Directive 1: Copy the passage on Sanger's rhetoric verbatim, in its entirety.

Source text:
* * * * * * *

Eugenics […] proved to be a mixed blessing for Sanger: On one hand, it offered her a language, framework, and set of objectives that resonated strongly with affluent white Americans but, on the other, required sacrificing the reproductive interests of women with little status or power. […] As Sanger’s goals for the birth-control movement changed between 1914 and 1917, so, too, did her construction of character and rhetoric. She tempered radical critique in order to attract and accommodate a diverse audience […] In the process of expanding her base, Sanger’s ethos and arguments were sometimes inconsistent, perhaps an unavoidable consequence of ‘mediating within and between’ multiple locations and audiences (Reynolds 333). (Buchanan 35)

Through an analysis of Sanger’s visual rhetoric Buchanan demonstrates how Sanger appealed to a particular type of women by invoking maternity and domestic commitments, both of which are wrapped up in a trope of maternal self-sacrifice. By showing how these rhetorical fragments become articulated together, Buchanan is able to argue that Sanger strategically and artfully shifted her ethos from “Wild Woman Writer” to “Mother of Two”. As Buchanan writes, “The verbal and visual rhetorics examined in this chapter trace birth control’s journey from a small, socialist enclave into the dominant public sphere, a journey that was in no small measure assisted by Sanger’s appropriation of motherhood” (61).

* * * * * * *

Provided entries:
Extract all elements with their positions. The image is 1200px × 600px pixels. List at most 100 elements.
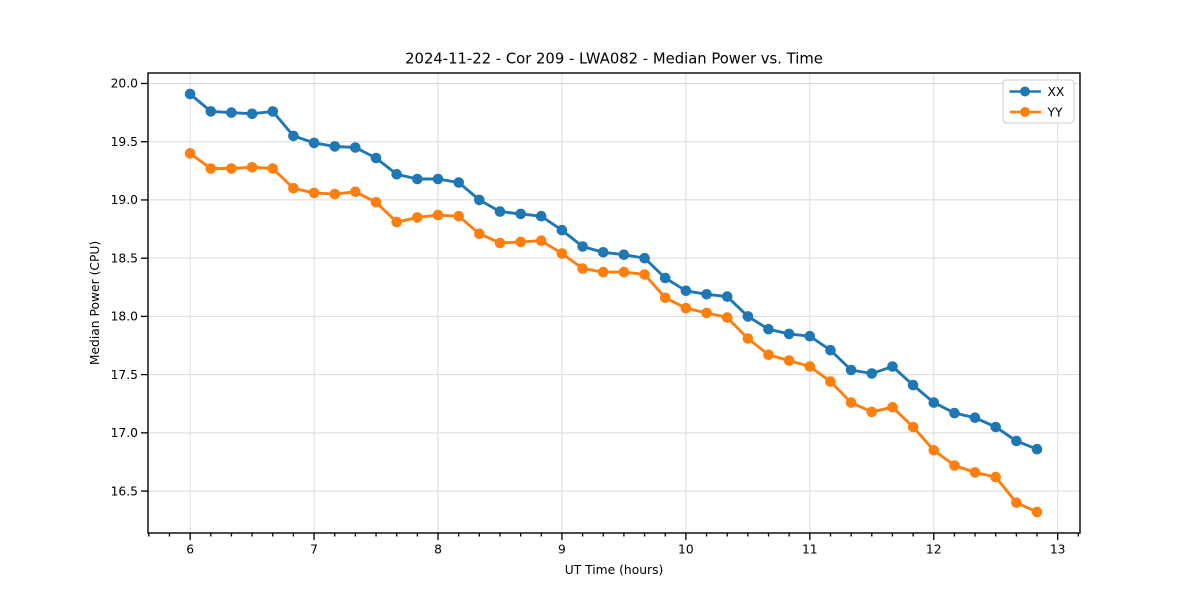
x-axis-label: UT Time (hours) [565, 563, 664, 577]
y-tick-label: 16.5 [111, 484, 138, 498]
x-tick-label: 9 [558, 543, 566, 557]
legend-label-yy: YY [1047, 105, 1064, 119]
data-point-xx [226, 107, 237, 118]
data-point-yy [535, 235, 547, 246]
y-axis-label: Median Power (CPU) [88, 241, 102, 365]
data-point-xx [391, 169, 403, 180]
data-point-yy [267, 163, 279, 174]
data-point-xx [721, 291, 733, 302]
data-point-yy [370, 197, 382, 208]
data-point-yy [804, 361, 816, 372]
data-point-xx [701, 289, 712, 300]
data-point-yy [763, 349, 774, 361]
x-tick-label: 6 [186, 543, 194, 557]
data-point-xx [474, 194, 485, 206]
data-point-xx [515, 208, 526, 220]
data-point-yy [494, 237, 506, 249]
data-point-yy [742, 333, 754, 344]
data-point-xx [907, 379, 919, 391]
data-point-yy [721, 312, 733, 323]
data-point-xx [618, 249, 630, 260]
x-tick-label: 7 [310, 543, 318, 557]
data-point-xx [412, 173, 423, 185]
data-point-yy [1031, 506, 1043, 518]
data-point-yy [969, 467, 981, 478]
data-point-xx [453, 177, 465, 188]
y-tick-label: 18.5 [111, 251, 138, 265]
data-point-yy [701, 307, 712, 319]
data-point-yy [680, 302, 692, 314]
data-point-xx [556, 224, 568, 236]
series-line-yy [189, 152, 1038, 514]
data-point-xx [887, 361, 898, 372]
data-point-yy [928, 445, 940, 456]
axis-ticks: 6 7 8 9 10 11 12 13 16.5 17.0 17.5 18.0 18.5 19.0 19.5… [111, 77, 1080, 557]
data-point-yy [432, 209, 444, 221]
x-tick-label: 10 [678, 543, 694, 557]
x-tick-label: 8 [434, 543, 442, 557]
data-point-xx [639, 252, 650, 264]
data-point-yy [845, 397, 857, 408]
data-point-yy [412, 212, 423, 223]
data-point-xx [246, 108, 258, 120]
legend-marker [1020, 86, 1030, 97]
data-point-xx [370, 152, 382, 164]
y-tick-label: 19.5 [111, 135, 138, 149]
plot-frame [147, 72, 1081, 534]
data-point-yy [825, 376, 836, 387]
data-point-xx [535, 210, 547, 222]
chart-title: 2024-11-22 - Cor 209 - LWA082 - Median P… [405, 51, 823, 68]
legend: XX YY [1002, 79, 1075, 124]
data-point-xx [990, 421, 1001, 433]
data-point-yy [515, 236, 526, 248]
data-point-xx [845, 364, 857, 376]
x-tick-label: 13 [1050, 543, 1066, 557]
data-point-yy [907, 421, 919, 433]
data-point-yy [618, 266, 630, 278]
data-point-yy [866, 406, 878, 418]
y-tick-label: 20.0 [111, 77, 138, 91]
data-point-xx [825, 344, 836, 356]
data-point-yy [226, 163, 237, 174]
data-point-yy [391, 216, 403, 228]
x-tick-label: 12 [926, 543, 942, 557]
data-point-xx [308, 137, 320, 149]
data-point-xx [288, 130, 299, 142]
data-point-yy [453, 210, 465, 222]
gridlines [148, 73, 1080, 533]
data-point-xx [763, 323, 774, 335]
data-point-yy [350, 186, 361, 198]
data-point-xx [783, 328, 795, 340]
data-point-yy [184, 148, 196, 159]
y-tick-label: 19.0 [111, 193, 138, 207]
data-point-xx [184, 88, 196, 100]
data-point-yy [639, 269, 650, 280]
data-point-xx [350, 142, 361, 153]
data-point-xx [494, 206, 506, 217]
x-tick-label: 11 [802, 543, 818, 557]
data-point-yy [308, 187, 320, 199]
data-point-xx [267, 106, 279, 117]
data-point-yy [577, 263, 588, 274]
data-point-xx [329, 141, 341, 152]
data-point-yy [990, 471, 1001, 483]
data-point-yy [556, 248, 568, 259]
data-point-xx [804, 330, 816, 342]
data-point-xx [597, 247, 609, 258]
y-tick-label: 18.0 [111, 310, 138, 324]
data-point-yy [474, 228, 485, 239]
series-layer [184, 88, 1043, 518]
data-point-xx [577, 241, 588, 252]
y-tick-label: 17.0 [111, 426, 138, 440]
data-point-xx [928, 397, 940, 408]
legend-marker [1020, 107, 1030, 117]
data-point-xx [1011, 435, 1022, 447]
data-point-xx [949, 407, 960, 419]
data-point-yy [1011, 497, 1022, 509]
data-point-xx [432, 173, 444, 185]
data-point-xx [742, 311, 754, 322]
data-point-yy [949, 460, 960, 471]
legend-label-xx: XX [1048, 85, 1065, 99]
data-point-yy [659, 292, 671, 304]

* * * * * * *

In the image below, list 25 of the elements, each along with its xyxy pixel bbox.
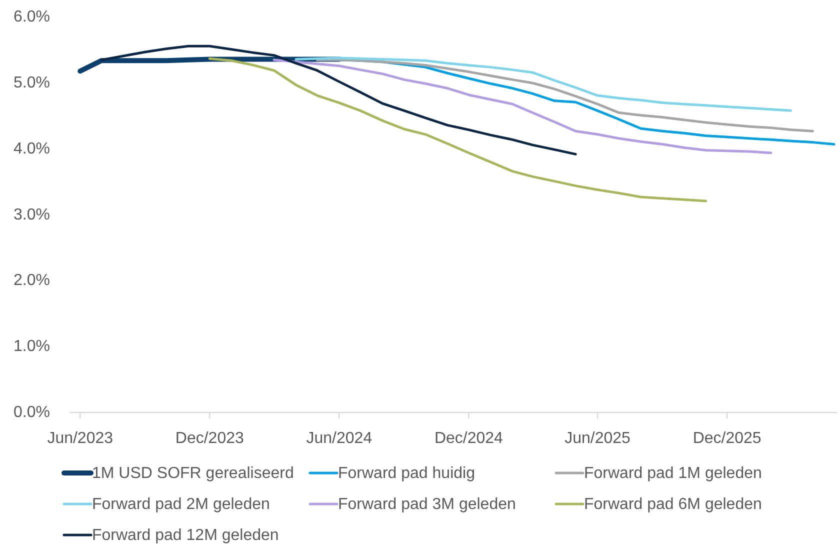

* * * * * * *

Directive 2: Format the entry lines from the line containing "Extract all elements" up to and including the line containing "data-point-yy [412, 212, 423, 223]" as a JSON list of strings, one string per line, with blank lines omitted and any pictures left out.

Task result 1:
Eugenics […] proved to be a mixed blessing for Sanger: On one hand, it offered her a language, framework, and set of objectives that resonated strongly with affluent white Americans but, on the other, required sacrificing the reproductive interests of women with little status or power. […] As Sanger’s goals for the birth-control movement changed between 1914 and 1917, so, too, did her construction of character and rhetoric. She tempered radical critique in order to attract and accommodate a diverse audience […] In the process of expanding her base, Sanger’s ethos and arguments were sometimes inconsistent, perhaps an unavoidable consequence of ‘mediating within and between’ multiple locations and audiences (Reynolds 333). (Buchanan 35)

Through an analysis of Sanger’s visual rhetoric Buchanan demonstrates how Sanger appealed to a particular type of women by invoking maternity and domestic commitments, both of which are wrapped up in a trope of maternal self-sacrifice. By showing how these rhetorical fragments become articulated together, Buchanan is able to argue that Sanger strategically and artfully shifted her ethos from “Wild Woman Writer” to “Mother of Two”. As Buchanan writes, “The verbal and visual rhetorics examined in this chapter trace birth control’s journey from a small, socialist enclave into the dominant public sphere, a journey that was in no small measure assisted by Sanger’s appropriation of motherhood” (61).

Task result 2:
[
  "Extract all elements with their positions. The image is 1200px × 600px pixels. List at most 100 elements.",
  "x-axis-label: UT Time (hours) [565, 563, 664, 577]",
  "y-tick-label: 16.5 [111, 484, 138, 498]",
  "x-tick-label: 9 [558, 543, 566, 557]",
  "legend-label-yy: YY [1047, 105, 1064, 119]",
  "data-point-xx [226, 107, 237, 118]",
  "data-point-yy [535, 235, 547, 246]",
  "y-axis-label: Median Power (CPU) [88, 241, 102, 365]",
  "data-point-xx [391, 169, 403, 180]",
  "data-point-yy [267, 163, 279, 174]",
  "data-point-xx [721, 291, 733, 302]",
  "data-point-yy [370, 197, 382, 208]",
  "data-point-yy [804, 361, 816, 372]",
  "data-point-xx [701, 289, 712, 300]",
  "data-point-yy [763, 349, 774, 361]",
  "x-tick-label: 6 [186, 543, 194, 557]",
  "data-point-xx [474, 194, 485, 206]",
  "data-point-xx [515, 208, 526, 220]",
  "data-point-yy [494, 237, 506, 249]",
  "data-point-yy [742, 333, 754, 344]",
  "data-point-xx [907, 379, 919, 391]",
  "data-point-yy [721, 312, 733, 323]",
  "data-point-xx [618, 249, 630, 260]",
  "x-tick-label: 7 [310, 543, 318, 557]",
  "data-point-xx [412, 173, 423, 185]",
  "data-point-yy [1031, 506, 1043, 518]",
  "data-point-yy [969, 467, 981, 478]",
  "data-point-xx [453, 177, 465, 188]",
  "y-tick-label: 18.5 [111, 251, 138, 265]",
  "data-point-yy [701, 307, 712, 319]",
  "data-point-yy [680, 302, 692, 314]",
  "data-point-xx [556, 224, 568, 236]",
  "series-line-yy [189, 152, 1038, 514]",
  "data-point-xx [887, 361, 898, 372]",
  "data-point-yy [928, 445, 940, 456]",
  "axis-ticks: 6 7 8 9 10 11 12 13 16.5 17.0 17.5 18.0 18.5 19.0 19.5… [111, 77, 1080, 557]",
  "data-point-yy [432, 209, 444, 221]",
  "x-tick-label: 10 [678, 543, 694, 557]",
  "x-tick-label: 8 [434, 543, 442, 557]",
  "data-point-xx [639, 252, 650, 264]",
  "data-point-yy [845, 397, 857, 408]",
  "data-point-yy [412, 212, 423, 223]"
]